Tarefa pedida 1:
Transcreva o texto sobre a vontade de morar fora do começo ao fim, sem mudar nada.

A vida por si só já é um dilema, quando pensamos nela de verdade então…
É da nossa natureza estarmos eternamente insatisfeitos e até lidamos bem com isso, mas quando pensamos em morar fora, parece que essa insatisfação aflora e que nunca havíamos passado por isso antes. A eterna insatisfação que me refiro é o emprego que já não agrada tanto, o namoro que está pela hora da morte, o curso que não era o que você esperava. Estamos em eterno conflito. Porém, longe disso ser ruim, aliás é muito bom. É bom porque estamos sempre na busca por um ideal, algo que ainda não realizamos, mas que já conseguimos vislumbrar e nem parece tão distante.
Ir
Antes de partirmos para o nosso novo destino de vida, somos um pacote recheado de muita ansiedade e angústia. Ficamos imaginando o que nos aguarda, como será a nossa nova casa, o novo país, o trabalho inédito, as pessoas que cruzarão o nosso caminho. Por vezes, até nos pegamos balbuciando o novo idioma que precisaremos falar e o agora onde estamos não nos serve mais. Somos triângulo e a nossa vida um quadrado. Claro, não chegamos nessa decisão de partirmos à toa. São tombos, são tropeços, são histórias, conquistas e derrotas que vão se acumulando no nosso currículo de vida até que “o que sempre foi normal” não nos agrada mais e precisamos mudar. E precisamos mudar logo. Se a vontade de partir despertou em você, lhe digo por experiência própria: não vai demorar muito até que você esteja colocando toda a sua vida em duas malas grandes.

Dados mostrados:
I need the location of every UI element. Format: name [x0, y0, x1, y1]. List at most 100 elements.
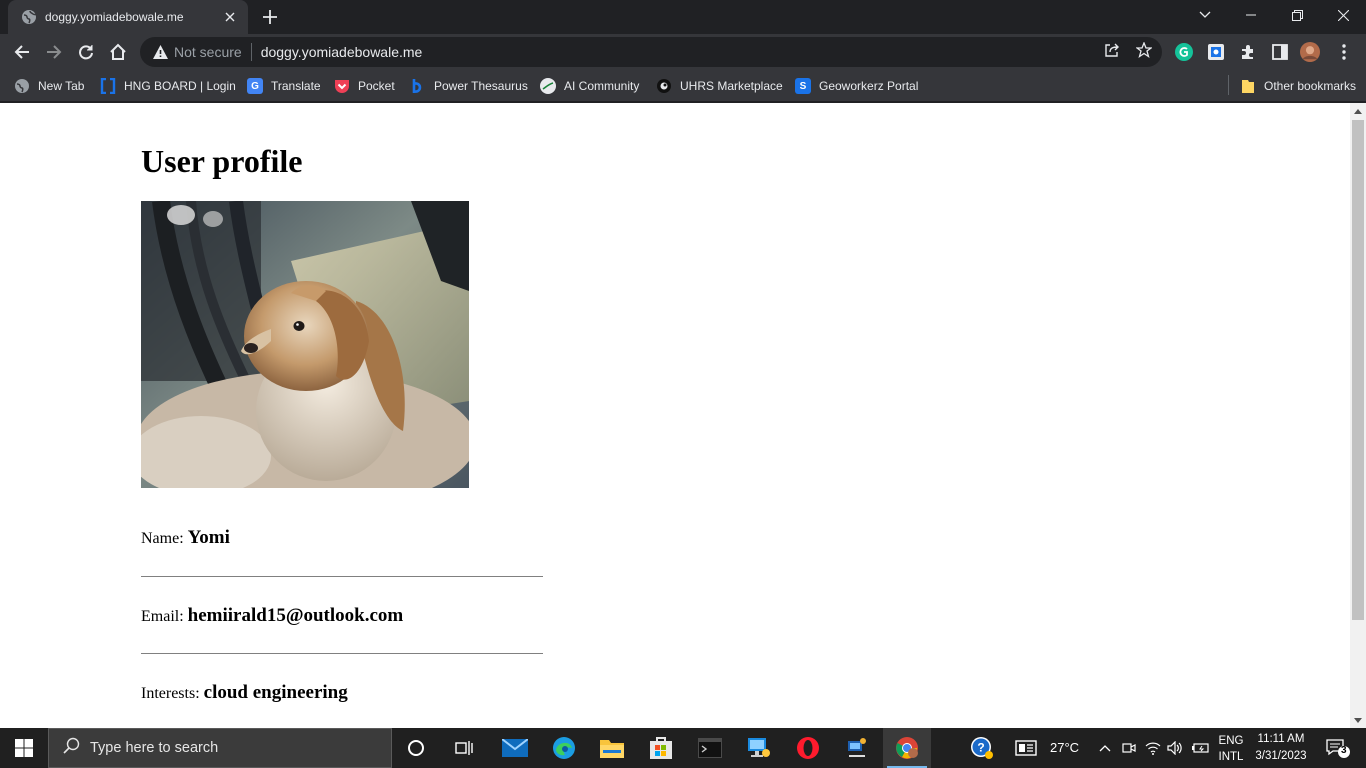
uhrs-icon — [656, 78, 672, 94]
back-button[interactable] — [8, 38, 36, 66]
opera-icon[interactable] — [784, 728, 832, 768]
bookmark-label: Translate — [271, 79, 321, 93]
bookmark-power-thesaurus[interactable]: Power Thesaurus — [410, 75, 528, 97]
clock-date: 3/31/2023 — [1255, 750, 1307, 762]
remote-desktop-icon[interactable] — [735, 728, 783, 768]
search-icon — [63, 737, 80, 759]
bookmark-label: AI Community — [564, 79, 640, 93]
mail-icon[interactable] — [491, 728, 539, 768]
tab-title: doggy.yomiadebowale.me — [45, 10, 184, 24]
bookmarks-divider — [1228, 75, 1229, 95]
taskbar-search-box[interactable]: Type here to search — [48, 728, 392, 768]
email-value: hemiirald15@outlook.com — [187, 605, 404, 626]
pocket-icon — [334, 78, 350, 94]
interests-field: Interests: cloud engineering — [141, 682, 348, 704]
cortana-icon[interactable] — [392, 728, 440, 768]
bookmark-ai-community[interactable]: AI Community — [540, 75, 639, 97]
address-bar[interactable]: Not secure doggy.yomiadebowale.me — [140, 37, 1162, 67]
bookmark-uhrs-marketplace[interactable]: UHRS Marketplace — [656, 75, 783, 97]
thesaurus-icon — [410, 78, 426, 94]
svg-text:?: ? — [977, 741, 984, 755]
weather-temperature[interactable]: 27°C — [1050, 740, 1079, 755]
bookmark-star-icon[interactable] — [1135, 41, 1153, 59]
web-page: User profile Name: Yomi Email: hemiirald… — [0, 103, 1350, 728]
bookmark-geoworkerz-portal[interactable]: S Geoworkerz Portal — [795, 75, 918, 97]
url-text[interactable]: doggy.yomiadebowale.me — [261, 44, 423, 60]
interests-value: cloud engineering — [203, 682, 348, 703]
notification-center-icon[interactable]: 3 — [1318, 728, 1358, 768]
name-label: Name: — [141, 530, 184, 547]
language-indicator[interactable]: ENG INTL — [1216, 733, 1246, 765]
bookmark-label: New Tab — [38, 79, 85, 93]
share-icon[interactable] — [1103, 41, 1121, 59]
notification-count: 3 — [1341, 745, 1347, 756]
bookmark-translate[interactable]: G Translate — [247, 75, 321, 97]
browser-tab[interactable]: doggy.yomiadebowale.me — [8, 0, 248, 34]
scrollbar-thumb[interactable] — [1352, 120, 1364, 620]
chrome-taskbar-button[interactable] — [883, 728, 931, 768]
page-scrollbar[interactable] — [1350, 103, 1366, 728]
profile-avatar-icon[interactable] — [1300, 42, 1320, 62]
tab-strip: doggy.yomiadebowale.me — [0, 0, 1366, 34]
scroll-up-arrow-icon[interactable] — [1354, 109, 1362, 114]
bookmark-label: Geoworkerz Portal — [819, 79, 919, 93]
home-button[interactable] — [104, 38, 132, 66]
tab-search-icon[interactable] — [1182, 0, 1228, 30]
name-value: Yomi — [187, 527, 230, 548]
search-placeholder: Type here to search — [90, 740, 219, 756]
minimize-button[interactable] — [1228, 0, 1274, 30]
bookmarks-bar: New Tab HNG BOARD | Login G Translate Po… — [0, 70, 1366, 102]
microsoft-store-icon[interactable] — [637, 728, 685, 768]
email-field: Email: hemiirald15@outlook.com — [141, 605, 403, 627]
bookmark-label: Pocket — [358, 79, 395, 93]
weather-icon[interactable] — [1008, 728, 1044, 768]
globe-icon — [14, 78, 30, 94]
forward-button[interactable] — [40, 38, 68, 66]
battery-icon[interactable] — [1187, 728, 1213, 768]
volume-icon[interactable] — [1163, 728, 1187, 768]
ai-community-icon — [540, 78, 556, 94]
bookmark-new-tab[interactable]: New Tab — [14, 75, 84, 97]
reload-button[interactable] — [72, 38, 100, 66]
interests-label: Interests: — [141, 685, 200, 702]
email-label: Email: — [141, 608, 184, 625]
close-tab-icon[interactable] — [222, 9, 238, 25]
new-tab-button[interactable] — [258, 5, 282, 29]
edge-icon[interactable] — [540, 728, 588, 768]
bookmark-hng-board[interactable]: HNG BOARD | Login — [100, 75, 236, 97]
other-bookmarks-label: Other bookmarks — [1264, 79, 1357, 93]
clock-time: 11:11 AM — [1257, 733, 1305, 745]
bookmark-pocket[interactable]: Pocket — [334, 75, 395, 97]
wifi-icon[interactable] — [1141, 728, 1165, 768]
task-view-icon[interactable] — [440, 728, 488, 768]
network-tool-icon[interactable] — [833, 728, 881, 768]
divider — [141, 653, 543, 654]
language-line1: ENG — [1218, 735, 1244, 747]
address-divider — [250, 43, 252, 61]
scroll-down-arrow-icon[interactable] — [1354, 718, 1362, 723]
help-icon[interactable]: ? — [958, 728, 1006, 768]
translate-icon: G — [247, 78, 263, 94]
restore-button[interactable] — [1274, 0, 1320, 30]
extensions-puzzle-icon[interactable] — [1238, 42, 1258, 62]
bookmark-label: Power Thesaurus — [434, 79, 528, 93]
show-hidden-icons[interactable] — [1092, 728, 1118, 768]
folder-icon — [1240, 78, 1256, 94]
security-label[interactable]: Not secure — [174, 44, 242, 60]
other-bookmarks-folder[interactable]: Other bookmarks — [1240, 75, 1356, 97]
globe-icon — [21, 9, 37, 25]
page-title: User profile — [141, 143, 303, 179]
grammarly-icon[interactable] — [1174, 42, 1194, 62]
menu-kebab-icon[interactable] — [1334, 42, 1354, 62]
close-window-button[interactable] — [1320, 0, 1366, 30]
camera-icon[interactable] — [1117, 728, 1141, 768]
terminal-icon[interactable] — [686, 728, 734, 768]
extension-blue-icon[interactable] — [1206, 42, 1226, 62]
warning-icon[interactable] — [152, 44, 168, 60]
file-explorer-icon[interactable] — [588, 728, 636, 768]
side-panel-icon[interactable] — [1270, 42, 1290, 62]
clock[interactable]: 11:11 AM 3/31/2023 — [1252, 731, 1310, 765]
geoworkerz-icon: S — [795, 78, 811, 94]
dog-photo — [141, 201, 469, 488]
start-button[interactable] — [0, 728, 48, 768]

Tarefa pedida 2:
Nos registros, repita sem nenhuma mudança as linhas que vão da linha com "uhrs-icon — [656, 78, 672, 94]" até a linha com "mail-icon[interactable] — [491, 728, 539, 768]", incluindo as duas, e mais nada.

Resposta certa 1:
A vida por si só já é um dilema, quando pensamos nela de verdade então…
É da nossa natureza estarmos eternamente insatisfeitos e até lidamos bem com isso, mas quando pensamos em morar fora, parece que essa insatisfação aflora e que nunca havíamos passado por isso antes. A eterna insatisfação que me refiro é o emprego que já não agrada tanto, o namoro que está pela hora da morte, o curso que não era o que você esperava. Estamos em eterno conflito. Porém, longe disso ser ruim, aliás é muito bom. É bom porque estamos sempre na busca por um ideal, algo que ainda não realizamos, mas que já conseguimos vislumbrar e nem parece tão distante.
Ir
Antes de partirmos para o nosso novo destino de vida, somos um pacote recheado de muita ansiedade e angústia. Ficamos imaginando o que nos aguarda, como será a nossa nova casa, o novo país, o trabalho inédito, as pessoas que cruzarão o nosso caminho. Por vezes, até nos pegamos balbuciando o novo idioma que precisaremos falar e o agora onde estamos não nos serve mais. Somos triângulo e a nossa vida um quadrado. Claro, não chegamos nessa decisão de partirmos à toa. São tombos, são tropeços, são histórias, conquistas e derrotas que vão se acumulando no nosso currículo de vida até que “o que sempre foi normal” não nos agrada mais e precisamos mudar. E precisamos mudar logo. Se a vontade de partir despertou em você, lhe digo por experiência própria: não vai demorar muito até que você esteja colocando toda a sua vida em duas malas grandes.

Resposta certa 2:
uhrs-icon — [656, 78, 672, 94]
back-button[interactable] — [8, 38, 36, 66]
opera-icon[interactable] — [784, 728, 832, 768]
bookmark-label: Translate — [271, 79, 321, 93]
bookmark-power-thesaurus[interactable]: Power Thesaurus — [410, 75, 528, 97]
clock-date: 3/31/2023 — [1255, 750, 1307, 762]
remote-desktop-icon[interactable] — [735, 728, 783, 768]
search-icon — [63, 737, 80, 759]
bookmark-label: AI Community — [564, 79, 640, 93]
mail-icon[interactable] — [491, 728, 539, 768]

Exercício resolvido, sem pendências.